• **Your instructions**
Locate the word "Angle" in the material, then show every line that holds it.
++++ Extracted records ++++
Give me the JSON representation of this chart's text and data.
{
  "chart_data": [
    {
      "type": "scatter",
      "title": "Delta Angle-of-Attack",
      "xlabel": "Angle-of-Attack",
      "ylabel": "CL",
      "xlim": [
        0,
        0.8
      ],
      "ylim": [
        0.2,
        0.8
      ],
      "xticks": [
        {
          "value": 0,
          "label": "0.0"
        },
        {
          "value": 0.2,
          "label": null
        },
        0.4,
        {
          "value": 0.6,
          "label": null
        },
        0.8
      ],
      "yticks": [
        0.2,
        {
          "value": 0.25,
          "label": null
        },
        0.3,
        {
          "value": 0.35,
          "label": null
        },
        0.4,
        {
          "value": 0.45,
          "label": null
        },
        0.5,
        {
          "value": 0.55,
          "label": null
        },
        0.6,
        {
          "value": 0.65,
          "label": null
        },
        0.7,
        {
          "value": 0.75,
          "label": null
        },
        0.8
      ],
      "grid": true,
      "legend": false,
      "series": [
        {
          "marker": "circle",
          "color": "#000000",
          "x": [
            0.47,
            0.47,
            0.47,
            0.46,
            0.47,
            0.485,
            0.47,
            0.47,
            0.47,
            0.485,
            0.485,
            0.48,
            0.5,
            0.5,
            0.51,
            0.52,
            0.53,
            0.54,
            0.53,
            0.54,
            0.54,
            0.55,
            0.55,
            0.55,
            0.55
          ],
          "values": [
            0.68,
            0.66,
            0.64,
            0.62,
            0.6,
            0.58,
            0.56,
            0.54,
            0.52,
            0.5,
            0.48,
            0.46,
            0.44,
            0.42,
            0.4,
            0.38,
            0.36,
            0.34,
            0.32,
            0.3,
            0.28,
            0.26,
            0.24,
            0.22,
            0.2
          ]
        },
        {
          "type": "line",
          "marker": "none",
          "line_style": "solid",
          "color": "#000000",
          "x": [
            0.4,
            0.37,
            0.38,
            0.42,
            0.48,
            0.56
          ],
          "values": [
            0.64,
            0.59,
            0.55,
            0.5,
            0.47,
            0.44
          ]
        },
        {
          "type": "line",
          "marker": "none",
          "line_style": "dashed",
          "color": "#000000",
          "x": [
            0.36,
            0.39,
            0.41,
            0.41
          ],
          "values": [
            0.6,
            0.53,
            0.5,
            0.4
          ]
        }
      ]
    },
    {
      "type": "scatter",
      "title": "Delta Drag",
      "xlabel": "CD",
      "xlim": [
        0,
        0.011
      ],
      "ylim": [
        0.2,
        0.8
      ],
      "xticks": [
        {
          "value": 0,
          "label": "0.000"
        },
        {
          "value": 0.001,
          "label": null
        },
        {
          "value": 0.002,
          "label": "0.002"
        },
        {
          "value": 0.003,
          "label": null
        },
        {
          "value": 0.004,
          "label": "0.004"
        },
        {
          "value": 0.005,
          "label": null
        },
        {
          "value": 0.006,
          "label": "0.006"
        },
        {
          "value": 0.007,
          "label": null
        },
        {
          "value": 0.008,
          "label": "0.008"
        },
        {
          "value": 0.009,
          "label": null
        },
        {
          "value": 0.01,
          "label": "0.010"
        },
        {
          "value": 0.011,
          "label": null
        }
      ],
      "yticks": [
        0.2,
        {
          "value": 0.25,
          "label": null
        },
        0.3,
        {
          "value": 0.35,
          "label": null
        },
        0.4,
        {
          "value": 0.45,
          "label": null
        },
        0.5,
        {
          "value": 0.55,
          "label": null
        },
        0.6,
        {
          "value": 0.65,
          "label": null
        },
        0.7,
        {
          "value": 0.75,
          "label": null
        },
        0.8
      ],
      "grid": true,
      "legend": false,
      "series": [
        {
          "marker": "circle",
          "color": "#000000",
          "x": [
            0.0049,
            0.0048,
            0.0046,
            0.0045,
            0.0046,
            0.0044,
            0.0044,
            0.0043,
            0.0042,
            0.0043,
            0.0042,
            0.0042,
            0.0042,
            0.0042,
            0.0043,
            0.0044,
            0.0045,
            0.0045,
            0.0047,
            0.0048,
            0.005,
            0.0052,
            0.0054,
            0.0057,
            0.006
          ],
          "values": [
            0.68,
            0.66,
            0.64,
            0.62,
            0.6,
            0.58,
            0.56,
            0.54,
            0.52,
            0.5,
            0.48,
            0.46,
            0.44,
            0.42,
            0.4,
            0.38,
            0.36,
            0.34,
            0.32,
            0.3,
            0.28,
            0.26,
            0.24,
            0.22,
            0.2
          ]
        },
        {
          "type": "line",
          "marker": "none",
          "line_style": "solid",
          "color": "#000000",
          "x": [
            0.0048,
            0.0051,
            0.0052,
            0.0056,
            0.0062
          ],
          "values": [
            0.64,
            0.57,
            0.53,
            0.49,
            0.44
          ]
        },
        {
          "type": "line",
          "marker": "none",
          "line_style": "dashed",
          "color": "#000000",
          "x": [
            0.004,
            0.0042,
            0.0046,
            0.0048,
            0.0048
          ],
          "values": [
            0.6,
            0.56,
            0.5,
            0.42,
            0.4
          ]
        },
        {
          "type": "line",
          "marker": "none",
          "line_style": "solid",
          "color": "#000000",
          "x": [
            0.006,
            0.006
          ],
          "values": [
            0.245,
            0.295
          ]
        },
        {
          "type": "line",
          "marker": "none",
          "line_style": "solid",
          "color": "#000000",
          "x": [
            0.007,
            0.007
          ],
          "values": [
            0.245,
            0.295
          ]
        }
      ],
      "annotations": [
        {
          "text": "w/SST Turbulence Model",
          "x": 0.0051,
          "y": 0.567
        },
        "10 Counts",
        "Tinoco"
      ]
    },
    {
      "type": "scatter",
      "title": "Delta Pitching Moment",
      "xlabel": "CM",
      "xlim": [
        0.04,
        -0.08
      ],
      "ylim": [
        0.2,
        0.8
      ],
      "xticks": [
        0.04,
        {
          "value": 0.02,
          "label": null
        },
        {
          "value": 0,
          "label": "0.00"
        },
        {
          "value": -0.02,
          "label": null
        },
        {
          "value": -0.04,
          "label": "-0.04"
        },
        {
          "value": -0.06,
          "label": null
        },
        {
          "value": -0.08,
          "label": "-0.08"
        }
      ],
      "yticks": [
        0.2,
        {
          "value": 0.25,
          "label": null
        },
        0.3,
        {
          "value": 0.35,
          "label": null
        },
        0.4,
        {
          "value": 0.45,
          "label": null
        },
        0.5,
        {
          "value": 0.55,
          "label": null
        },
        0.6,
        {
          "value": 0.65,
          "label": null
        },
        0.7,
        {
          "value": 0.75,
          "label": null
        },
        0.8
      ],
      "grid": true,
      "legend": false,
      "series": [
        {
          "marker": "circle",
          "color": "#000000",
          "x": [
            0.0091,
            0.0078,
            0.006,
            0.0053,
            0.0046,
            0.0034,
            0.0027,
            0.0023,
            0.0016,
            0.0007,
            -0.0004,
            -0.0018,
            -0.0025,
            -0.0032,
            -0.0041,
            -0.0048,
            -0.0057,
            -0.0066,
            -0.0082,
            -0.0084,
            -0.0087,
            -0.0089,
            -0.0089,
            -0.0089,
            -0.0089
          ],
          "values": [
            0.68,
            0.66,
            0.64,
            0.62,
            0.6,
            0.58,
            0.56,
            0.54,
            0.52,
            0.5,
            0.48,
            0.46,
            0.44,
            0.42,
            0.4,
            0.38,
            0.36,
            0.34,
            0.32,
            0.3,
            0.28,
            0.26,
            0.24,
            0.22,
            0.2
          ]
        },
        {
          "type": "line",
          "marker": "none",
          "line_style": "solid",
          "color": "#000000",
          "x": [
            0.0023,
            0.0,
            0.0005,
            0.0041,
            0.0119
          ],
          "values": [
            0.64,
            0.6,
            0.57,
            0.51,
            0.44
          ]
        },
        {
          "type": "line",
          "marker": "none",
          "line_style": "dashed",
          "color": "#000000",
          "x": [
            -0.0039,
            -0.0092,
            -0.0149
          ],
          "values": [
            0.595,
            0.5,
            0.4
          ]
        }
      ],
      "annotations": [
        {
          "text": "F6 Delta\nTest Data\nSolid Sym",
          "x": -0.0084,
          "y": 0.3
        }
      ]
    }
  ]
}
++++
• **Task result**
      "title": "Delta Angle-of-Attack",
      "xlabel": "Angle-of-Attack",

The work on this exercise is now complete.